## MATERIAL PROVIDED
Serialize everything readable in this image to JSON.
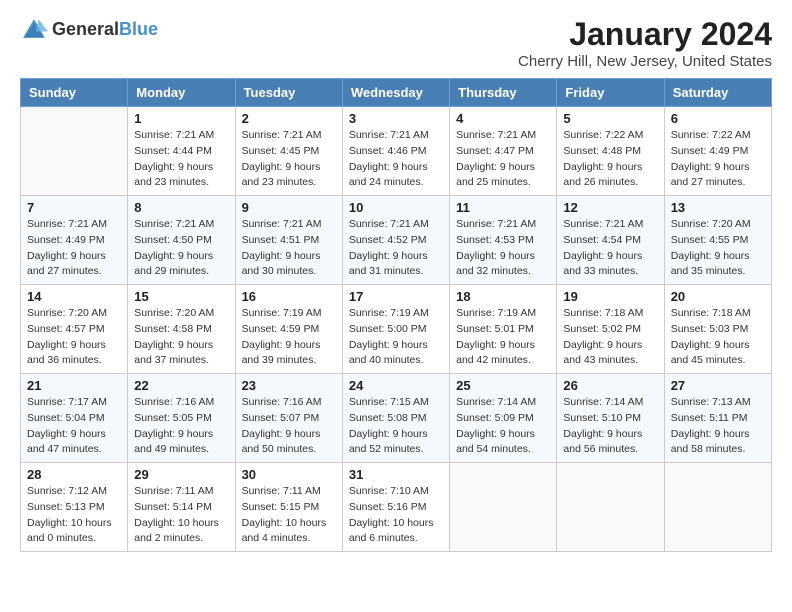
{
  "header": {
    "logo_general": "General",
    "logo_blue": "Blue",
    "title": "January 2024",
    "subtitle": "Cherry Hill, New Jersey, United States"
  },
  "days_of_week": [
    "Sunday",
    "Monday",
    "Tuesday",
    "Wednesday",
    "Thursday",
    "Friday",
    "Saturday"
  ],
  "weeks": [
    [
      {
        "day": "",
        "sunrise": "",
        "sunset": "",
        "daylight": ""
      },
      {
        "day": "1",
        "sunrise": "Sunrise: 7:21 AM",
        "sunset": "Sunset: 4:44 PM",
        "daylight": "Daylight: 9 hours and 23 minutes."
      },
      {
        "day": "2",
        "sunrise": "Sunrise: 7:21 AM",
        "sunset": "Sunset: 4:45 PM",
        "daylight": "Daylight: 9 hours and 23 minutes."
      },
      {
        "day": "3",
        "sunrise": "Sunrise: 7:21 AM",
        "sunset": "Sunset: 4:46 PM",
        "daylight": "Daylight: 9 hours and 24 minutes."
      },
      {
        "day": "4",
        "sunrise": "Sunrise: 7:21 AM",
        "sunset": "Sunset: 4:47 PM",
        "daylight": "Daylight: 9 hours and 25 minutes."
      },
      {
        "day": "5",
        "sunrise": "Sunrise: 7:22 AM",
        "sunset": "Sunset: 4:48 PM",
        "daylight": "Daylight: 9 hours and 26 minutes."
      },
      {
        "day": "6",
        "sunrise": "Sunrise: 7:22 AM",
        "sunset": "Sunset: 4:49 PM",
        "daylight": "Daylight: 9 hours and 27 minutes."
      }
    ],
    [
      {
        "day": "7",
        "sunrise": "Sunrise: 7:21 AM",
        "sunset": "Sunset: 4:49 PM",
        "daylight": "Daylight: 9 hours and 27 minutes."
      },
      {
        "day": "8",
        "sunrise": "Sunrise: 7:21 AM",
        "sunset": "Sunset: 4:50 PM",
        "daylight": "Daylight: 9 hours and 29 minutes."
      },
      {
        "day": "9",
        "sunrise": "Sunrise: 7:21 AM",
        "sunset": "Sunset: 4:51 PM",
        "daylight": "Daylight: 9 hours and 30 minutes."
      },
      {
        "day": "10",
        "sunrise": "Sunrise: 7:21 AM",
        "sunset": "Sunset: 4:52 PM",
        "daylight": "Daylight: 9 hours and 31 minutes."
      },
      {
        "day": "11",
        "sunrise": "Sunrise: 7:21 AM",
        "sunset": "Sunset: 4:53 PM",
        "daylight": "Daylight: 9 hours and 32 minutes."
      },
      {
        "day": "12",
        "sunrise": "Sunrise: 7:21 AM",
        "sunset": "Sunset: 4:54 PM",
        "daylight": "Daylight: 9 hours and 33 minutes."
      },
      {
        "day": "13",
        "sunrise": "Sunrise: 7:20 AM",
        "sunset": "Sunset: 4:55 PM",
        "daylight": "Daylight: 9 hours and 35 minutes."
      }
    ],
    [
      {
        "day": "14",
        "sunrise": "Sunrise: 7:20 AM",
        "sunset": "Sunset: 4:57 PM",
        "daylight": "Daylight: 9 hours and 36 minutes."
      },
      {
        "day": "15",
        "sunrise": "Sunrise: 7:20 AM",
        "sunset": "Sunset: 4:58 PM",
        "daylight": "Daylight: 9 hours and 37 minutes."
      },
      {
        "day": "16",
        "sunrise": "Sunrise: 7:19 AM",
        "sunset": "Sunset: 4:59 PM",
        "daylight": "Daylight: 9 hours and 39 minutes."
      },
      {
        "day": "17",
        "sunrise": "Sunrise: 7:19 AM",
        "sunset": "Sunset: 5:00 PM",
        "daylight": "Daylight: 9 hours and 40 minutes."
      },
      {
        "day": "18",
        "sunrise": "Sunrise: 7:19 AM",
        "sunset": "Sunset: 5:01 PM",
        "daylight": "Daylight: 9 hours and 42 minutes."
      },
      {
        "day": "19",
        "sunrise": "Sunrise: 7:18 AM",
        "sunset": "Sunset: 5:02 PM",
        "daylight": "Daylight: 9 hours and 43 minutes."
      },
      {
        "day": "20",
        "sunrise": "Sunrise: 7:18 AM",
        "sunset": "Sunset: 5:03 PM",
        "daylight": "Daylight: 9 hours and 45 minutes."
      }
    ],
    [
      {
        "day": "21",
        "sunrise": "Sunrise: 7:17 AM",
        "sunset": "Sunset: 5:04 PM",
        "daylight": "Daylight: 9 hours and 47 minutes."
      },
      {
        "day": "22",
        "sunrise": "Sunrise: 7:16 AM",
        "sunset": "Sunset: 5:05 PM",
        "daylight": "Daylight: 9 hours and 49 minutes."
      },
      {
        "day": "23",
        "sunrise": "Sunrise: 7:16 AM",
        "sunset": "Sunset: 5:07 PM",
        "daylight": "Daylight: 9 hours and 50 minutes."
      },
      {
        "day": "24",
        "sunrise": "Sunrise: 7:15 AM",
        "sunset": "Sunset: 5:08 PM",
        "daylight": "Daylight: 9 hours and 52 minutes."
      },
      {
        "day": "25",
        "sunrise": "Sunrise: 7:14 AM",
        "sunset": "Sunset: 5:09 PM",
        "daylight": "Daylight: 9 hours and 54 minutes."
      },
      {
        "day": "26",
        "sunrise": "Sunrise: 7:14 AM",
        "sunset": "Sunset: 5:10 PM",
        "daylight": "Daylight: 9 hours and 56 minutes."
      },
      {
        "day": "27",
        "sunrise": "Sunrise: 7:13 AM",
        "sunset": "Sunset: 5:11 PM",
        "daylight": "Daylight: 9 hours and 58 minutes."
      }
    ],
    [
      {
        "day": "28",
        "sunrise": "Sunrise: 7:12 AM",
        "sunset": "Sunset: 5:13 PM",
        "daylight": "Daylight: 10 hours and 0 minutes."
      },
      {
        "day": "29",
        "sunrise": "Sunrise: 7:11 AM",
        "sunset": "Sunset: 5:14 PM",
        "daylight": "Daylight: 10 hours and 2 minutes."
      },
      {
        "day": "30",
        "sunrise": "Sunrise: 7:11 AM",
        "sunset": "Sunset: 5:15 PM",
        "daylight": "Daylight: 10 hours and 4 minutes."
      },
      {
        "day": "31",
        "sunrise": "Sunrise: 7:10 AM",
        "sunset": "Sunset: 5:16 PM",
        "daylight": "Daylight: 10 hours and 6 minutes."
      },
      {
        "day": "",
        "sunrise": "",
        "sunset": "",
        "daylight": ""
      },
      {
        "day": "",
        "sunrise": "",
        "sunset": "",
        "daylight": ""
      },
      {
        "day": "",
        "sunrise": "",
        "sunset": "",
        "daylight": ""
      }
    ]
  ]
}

## WRITTEN REQUEST
Each line in the records above should be reproduced exactly; images are not copied.

## EXERCISE OUTPUT
Serialize everything readable in this image to JSON.
{
  "header": {
    "logo_general": "General",
    "logo_blue": "Blue",
    "title": "January 2024",
    "subtitle": "Cherry Hill, New Jersey, United States"
  },
  "days_of_week": [
    "Sunday",
    "Monday",
    "Tuesday",
    "Wednesday",
    "Thursday",
    "Friday",
    "Saturday"
  ],
  "weeks": [
    [
      {
        "day": "",
        "sunrise": "",
        "sunset": "",
        "daylight": ""
      },
      {
        "day": "1",
        "sunrise": "Sunrise: 7:21 AM",
        "sunset": "Sunset: 4:44 PM",
        "daylight": "Daylight: 9 hours and 23 minutes."
      },
      {
        "day": "2",
        "sunrise": "Sunrise: 7:21 AM",
        "sunset": "Sunset: 4:45 PM",
        "daylight": "Daylight: 9 hours and 23 minutes."
      },
      {
        "day": "3",
        "sunrise": "Sunrise: 7:21 AM",
        "sunset": "Sunset: 4:46 PM",
        "daylight": "Daylight: 9 hours and 24 minutes."
      },
      {
        "day": "4",
        "sunrise": "Sunrise: 7:21 AM",
        "sunset": "Sunset: 4:47 PM",
        "daylight": "Daylight: 9 hours and 25 minutes."
      },
      {
        "day": "5",
        "sunrise": "Sunrise: 7:22 AM",
        "sunset": "Sunset: 4:48 PM",
        "daylight": "Daylight: 9 hours and 26 minutes."
      },
      {
        "day": "6",
        "sunrise": "Sunrise: 7:22 AM",
        "sunset": "Sunset: 4:49 PM",
        "daylight": "Daylight: 9 hours and 27 minutes."
      }
    ],
    [
      {
        "day": "7",
        "sunrise": "Sunrise: 7:21 AM",
        "sunset": "Sunset: 4:49 PM",
        "daylight": "Daylight: 9 hours and 27 minutes."
      },
      {
        "day": "8",
        "sunrise": "Sunrise: 7:21 AM",
        "sunset": "Sunset: 4:50 PM",
        "daylight": "Daylight: 9 hours and 29 minutes."
      },
      {
        "day": "9",
        "sunrise": "Sunrise: 7:21 AM",
        "sunset": "Sunset: 4:51 PM",
        "daylight": "Daylight: 9 hours and 30 minutes."
      },
      {
        "day": "10",
        "sunrise": "Sunrise: 7:21 AM",
        "sunset": "Sunset: 4:52 PM",
        "daylight": "Daylight: 9 hours and 31 minutes."
      },
      {
        "day": "11",
        "sunrise": "Sunrise: 7:21 AM",
        "sunset": "Sunset: 4:53 PM",
        "daylight": "Daylight: 9 hours and 32 minutes."
      },
      {
        "day": "12",
        "sunrise": "Sunrise: 7:21 AM",
        "sunset": "Sunset: 4:54 PM",
        "daylight": "Daylight: 9 hours and 33 minutes."
      },
      {
        "day": "13",
        "sunrise": "Sunrise: 7:20 AM",
        "sunset": "Sunset: 4:55 PM",
        "daylight": "Daylight: 9 hours and 35 minutes."
      }
    ],
    [
      {
        "day": "14",
        "sunrise": "Sunrise: 7:20 AM",
        "sunset": "Sunset: 4:57 PM",
        "daylight": "Daylight: 9 hours and 36 minutes."
      },
      {
        "day": "15",
        "sunrise": "Sunrise: 7:20 AM",
        "sunset": "Sunset: 4:58 PM",
        "daylight": "Daylight: 9 hours and 37 minutes."
      },
      {
        "day": "16",
        "sunrise": "Sunrise: 7:19 AM",
        "sunset": "Sunset: 4:59 PM",
        "daylight": "Daylight: 9 hours and 39 minutes."
      },
      {
        "day": "17",
        "sunrise": "Sunrise: 7:19 AM",
        "sunset": "Sunset: 5:00 PM",
        "daylight": "Daylight: 9 hours and 40 minutes."
      },
      {
        "day": "18",
        "sunrise": "Sunrise: 7:19 AM",
        "sunset": "Sunset: 5:01 PM",
        "daylight": "Daylight: 9 hours and 42 minutes."
      },
      {
        "day": "19",
        "sunrise": "Sunrise: 7:18 AM",
        "sunset": "Sunset: 5:02 PM",
        "daylight": "Daylight: 9 hours and 43 minutes."
      },
      {
        "day": "20",
        "sunrise": "Sunrise: 7:18 AM",
        "sunset": "Sunset: 5:03 PM",
        "daylight": "Daylight: 9 hours and 45 minutes."
      }
    ],
    [
      {
        "day": "21",
        "sunrise": "Sunrise: 7:17 AM",
        "sunset": "Sunset: 5:04 PM",
        "daylight": "Daylight: 9 hours and 47 minutes."
      },
      {
        "day": "22",
        "sunrise": "Sunrise: 7:16 AM",
        "sunset": "Sunset: 5:05 PM",
        "daylight": "Daylight: 9 hours and 49 minutes."
      },
      {
        "day": "23",
        "sunrise": "Sunrise: 7:16 AM",
        "sunset": "Sunset: 5:07 PM",
        "daylight": "Daylight: 9 hours and 50 minutes."
      },
      {
        "day": "24",
        "sunrise": "Sunrise: 7:15 AM",
        "sunset": "Sunset: 5:08 PM",
        "daylight": "Daylight: 9 hours and 52 minutes."
      },
      {
        "day": "25",
        "sunrise": "Sunrise: 7:14 AM",
        "sunset": "Sunset: 5:09 PM",
        "daylight": "Daylight: 9 hours and 54 minutes."
      },
      {
        "day": "26",
        "sunrise": "Sunrise: 7:14 AM",
        "sunset": "Sunset: 5:10 PM",
        "daylight": "Daylight: 9 hours and 56 minutes."
      },
      {
        "day": "27",
        "sunrise": "Sunrise: 7:13 AM",
        "sunset": "Sunset: 5:11 PM",
        "daylight": "Daylight: 9 hours and 58 minutes."
      }
    ],
    [
      {
        "day": "28",
        "sunrise": "Sunrise: 7:12 AM",
        "sunset": "Sunset: 5:13 PM",
        "daylight": "Daylight: 10 hours and 0 minutes."
      },
      {
        "day": "29",
        "sunrise": "Sunrise: 7:11 AM",
        "sunset": "Sunset: 5:14 PM",
        "daylight": "Daylight: 10 hours and 2 minutes."
      },
      {
        "day": "30",
        "sunrise": "Sunrise: 7:11 AM",
        "sunset": "Sunset: 5:15 PM",
        "daylight": "Daylight: 10 hours and 4 minutes."
      },
      {
        "day": "31",
        "sunrise": "Sunrise: 7:10 AM",
        "sunset": "Sunset: 5:16 PM",
        "daylight": "Daylight: 10 hours and 6 minutes."
      },
      {
        "day": "",
        "sunrise": "",
        "sunset": "",
        "daylight": ""
      },
      {
        "day": "",
        "sunrise": "",
        "sunset": "",
        "daylight": ""
      },
      {
        "day": "",
        "sunrise": "",
        "sunset": "",
        "daylight": ""
      }
    ]
  ]
}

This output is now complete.